--- Exercise ---
Render the items from the line with "colorbar-label: –6 <box>742 133 756 147</box>" up to and including the line with "colorbar-swatch <box>721 218 739 246</box>" as a Markdown table with the columns Row and Line. Number each row, and leave out blank lines.

--- Entries supplied ---

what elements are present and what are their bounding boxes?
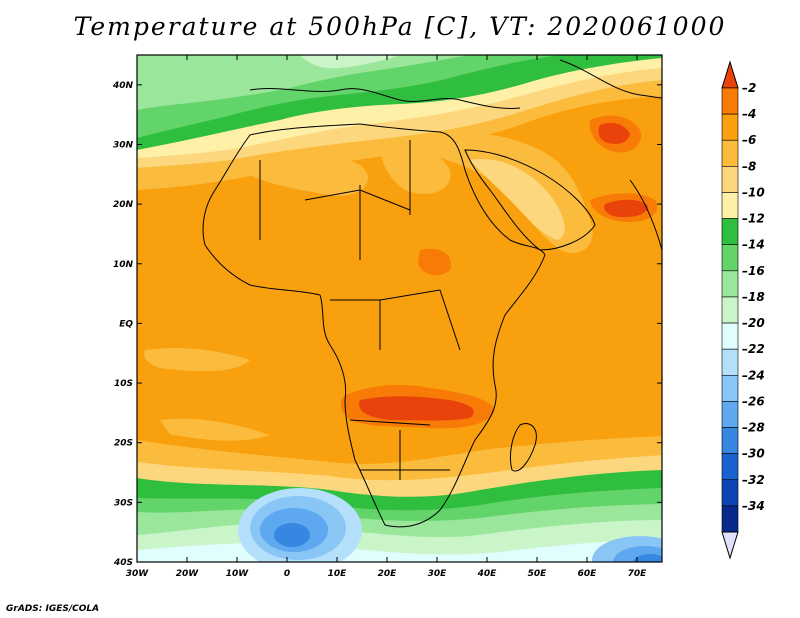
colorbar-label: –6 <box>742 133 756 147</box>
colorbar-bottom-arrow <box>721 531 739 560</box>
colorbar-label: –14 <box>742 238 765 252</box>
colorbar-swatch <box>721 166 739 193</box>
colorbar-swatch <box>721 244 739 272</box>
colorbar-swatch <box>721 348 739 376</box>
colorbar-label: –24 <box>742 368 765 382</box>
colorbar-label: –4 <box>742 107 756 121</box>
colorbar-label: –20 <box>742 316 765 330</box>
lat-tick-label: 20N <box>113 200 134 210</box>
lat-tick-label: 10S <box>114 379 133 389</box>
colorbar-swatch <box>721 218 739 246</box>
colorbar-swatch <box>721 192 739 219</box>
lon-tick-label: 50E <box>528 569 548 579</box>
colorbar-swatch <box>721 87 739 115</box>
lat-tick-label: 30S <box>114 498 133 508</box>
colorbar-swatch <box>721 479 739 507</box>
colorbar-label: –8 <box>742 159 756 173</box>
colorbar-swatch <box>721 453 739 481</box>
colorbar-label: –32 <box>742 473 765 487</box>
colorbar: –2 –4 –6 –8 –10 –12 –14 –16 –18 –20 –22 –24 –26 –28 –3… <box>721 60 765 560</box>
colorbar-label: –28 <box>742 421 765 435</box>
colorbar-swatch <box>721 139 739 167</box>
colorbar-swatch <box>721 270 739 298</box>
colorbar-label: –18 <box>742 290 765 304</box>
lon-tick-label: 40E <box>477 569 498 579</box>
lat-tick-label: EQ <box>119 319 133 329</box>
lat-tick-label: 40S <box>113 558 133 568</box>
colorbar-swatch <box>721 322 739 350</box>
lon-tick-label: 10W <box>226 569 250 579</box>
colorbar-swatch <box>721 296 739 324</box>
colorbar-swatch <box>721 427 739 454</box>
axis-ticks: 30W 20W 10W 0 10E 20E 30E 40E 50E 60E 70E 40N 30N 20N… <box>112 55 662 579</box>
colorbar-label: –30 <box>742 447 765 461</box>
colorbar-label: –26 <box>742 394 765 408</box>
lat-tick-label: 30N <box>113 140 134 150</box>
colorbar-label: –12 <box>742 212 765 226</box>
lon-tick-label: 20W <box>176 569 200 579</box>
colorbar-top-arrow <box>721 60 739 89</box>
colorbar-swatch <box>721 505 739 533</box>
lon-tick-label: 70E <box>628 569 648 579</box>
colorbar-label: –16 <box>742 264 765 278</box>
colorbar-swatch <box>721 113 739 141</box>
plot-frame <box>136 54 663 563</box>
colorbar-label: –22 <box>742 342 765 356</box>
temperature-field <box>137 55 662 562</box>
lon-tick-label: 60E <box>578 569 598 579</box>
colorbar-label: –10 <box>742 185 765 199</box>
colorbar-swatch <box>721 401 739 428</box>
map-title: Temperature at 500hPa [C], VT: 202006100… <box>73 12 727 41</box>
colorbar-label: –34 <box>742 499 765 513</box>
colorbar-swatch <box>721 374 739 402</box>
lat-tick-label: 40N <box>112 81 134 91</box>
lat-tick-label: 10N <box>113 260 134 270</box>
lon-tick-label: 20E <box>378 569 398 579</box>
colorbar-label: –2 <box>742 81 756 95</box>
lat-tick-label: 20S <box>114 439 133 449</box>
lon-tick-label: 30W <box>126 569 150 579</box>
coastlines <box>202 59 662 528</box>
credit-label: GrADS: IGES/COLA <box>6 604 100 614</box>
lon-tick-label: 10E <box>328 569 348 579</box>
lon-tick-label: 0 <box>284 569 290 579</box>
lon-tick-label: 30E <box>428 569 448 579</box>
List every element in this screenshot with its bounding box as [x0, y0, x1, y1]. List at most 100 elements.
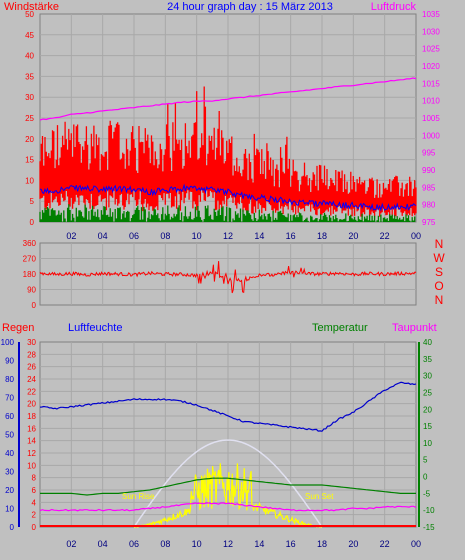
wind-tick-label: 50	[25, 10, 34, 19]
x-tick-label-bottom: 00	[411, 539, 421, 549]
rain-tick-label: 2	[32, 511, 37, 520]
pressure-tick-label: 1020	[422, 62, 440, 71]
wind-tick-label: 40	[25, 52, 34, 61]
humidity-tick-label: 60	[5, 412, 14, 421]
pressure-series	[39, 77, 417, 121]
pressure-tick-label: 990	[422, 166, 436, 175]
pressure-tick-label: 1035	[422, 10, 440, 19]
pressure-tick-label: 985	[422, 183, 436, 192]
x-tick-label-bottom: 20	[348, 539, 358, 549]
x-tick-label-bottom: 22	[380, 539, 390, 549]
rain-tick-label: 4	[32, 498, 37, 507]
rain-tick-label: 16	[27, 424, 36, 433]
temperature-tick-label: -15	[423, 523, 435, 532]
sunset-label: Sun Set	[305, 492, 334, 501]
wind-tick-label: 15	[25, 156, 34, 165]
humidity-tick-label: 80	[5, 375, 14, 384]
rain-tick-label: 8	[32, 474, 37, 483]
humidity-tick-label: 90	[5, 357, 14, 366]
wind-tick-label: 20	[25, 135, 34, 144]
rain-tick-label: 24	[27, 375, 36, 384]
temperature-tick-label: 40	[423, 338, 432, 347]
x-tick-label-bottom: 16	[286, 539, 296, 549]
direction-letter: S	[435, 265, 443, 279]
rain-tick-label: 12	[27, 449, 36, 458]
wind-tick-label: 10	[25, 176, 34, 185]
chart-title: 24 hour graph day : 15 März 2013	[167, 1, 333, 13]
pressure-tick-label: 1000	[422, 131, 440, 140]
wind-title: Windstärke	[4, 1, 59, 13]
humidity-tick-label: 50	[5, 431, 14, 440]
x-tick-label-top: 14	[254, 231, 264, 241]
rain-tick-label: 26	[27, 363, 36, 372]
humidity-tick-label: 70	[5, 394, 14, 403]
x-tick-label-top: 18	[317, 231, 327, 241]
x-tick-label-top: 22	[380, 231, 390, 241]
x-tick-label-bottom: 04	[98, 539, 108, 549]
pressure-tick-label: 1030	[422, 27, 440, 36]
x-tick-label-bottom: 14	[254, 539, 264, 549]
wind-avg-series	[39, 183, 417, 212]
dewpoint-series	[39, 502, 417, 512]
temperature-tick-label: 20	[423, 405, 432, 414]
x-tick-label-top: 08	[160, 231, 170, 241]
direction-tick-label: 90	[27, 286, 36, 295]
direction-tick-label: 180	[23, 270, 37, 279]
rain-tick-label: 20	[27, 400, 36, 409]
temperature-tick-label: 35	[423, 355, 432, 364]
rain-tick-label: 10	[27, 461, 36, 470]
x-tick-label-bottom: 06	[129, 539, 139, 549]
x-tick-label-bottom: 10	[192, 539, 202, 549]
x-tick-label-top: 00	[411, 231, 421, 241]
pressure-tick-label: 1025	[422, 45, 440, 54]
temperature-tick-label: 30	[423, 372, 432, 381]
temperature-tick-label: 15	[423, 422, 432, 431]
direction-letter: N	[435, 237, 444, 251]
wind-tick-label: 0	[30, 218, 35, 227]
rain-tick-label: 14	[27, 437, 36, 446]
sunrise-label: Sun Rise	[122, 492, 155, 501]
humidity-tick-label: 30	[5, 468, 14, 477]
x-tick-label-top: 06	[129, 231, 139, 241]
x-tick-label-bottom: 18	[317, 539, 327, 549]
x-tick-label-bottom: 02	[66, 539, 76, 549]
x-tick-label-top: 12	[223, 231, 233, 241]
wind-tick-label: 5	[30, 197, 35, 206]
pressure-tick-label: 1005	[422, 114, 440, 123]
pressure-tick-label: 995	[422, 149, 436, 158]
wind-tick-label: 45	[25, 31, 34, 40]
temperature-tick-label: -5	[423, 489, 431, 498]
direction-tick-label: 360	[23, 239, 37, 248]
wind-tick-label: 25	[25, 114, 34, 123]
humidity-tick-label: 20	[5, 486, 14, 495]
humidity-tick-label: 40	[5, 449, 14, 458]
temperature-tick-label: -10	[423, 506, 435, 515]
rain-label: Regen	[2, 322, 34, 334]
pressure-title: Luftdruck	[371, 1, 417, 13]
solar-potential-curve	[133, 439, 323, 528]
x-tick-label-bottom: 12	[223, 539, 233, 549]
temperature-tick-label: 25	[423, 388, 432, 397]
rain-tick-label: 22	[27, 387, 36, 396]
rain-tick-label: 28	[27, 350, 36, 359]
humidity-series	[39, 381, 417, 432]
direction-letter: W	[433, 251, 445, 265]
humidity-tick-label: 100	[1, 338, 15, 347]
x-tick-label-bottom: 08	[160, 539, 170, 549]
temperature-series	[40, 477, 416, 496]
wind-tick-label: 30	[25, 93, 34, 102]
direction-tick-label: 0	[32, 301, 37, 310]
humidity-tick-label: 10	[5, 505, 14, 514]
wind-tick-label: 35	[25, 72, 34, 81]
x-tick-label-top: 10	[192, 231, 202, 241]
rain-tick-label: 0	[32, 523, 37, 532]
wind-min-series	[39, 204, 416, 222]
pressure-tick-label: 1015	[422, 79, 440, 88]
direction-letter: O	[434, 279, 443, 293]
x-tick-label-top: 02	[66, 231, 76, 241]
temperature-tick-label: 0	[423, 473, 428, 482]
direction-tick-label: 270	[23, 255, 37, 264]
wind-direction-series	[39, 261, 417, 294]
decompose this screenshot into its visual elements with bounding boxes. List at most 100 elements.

--- Written response ---
| Row | Line |
|---|---|
| 1 | colorbar-label: –6 <box>742 133 756 147</box> |
| 2 | colorbar-bottom-arrow <box>721 531 739 560</box> |
| 3 | colorbar-label: –14 <box>742 238 765 252</box> |
| 4 | colorbar-swatch <box>721 166 739 193</box> |
| 5 | colorbar-swatch <box>721 244 739 272</box> |
| 6 | colorbar-swatch <box>721 348 739 376</box> |
| 7 | colorbar-label: –24 <box>742 368 765 382</box> |
| 8 | colorbar-label: –4 <box>742 107 756 121</box> |
| 9 | colorbar-label: –20 <box>742 316 765 330</box> |
| 10 | lat-tick-label: 20N <box>113 200 134 210</box> |
| 11 | lat-tick-label: 10S <box>114 379 133 389</box> |
| 12 | colorbar-swatch <box>721 218 739 246</box> |